• Task objective:
In the records below, count every line containing "name". Reply with the number only.

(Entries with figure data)
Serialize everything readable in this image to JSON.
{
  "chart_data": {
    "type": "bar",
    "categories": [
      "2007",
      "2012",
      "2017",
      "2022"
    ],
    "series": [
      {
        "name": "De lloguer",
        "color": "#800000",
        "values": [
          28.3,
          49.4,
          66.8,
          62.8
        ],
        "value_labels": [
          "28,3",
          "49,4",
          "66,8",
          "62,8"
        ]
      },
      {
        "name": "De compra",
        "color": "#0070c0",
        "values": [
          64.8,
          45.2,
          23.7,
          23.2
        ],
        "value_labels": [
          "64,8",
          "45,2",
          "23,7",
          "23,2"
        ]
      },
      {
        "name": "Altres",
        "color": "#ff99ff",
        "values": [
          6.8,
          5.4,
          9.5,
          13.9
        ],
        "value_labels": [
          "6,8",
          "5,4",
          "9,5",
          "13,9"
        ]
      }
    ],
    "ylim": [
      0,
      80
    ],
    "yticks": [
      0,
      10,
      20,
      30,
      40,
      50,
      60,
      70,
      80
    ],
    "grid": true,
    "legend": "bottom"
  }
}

• Solution for this problem:
3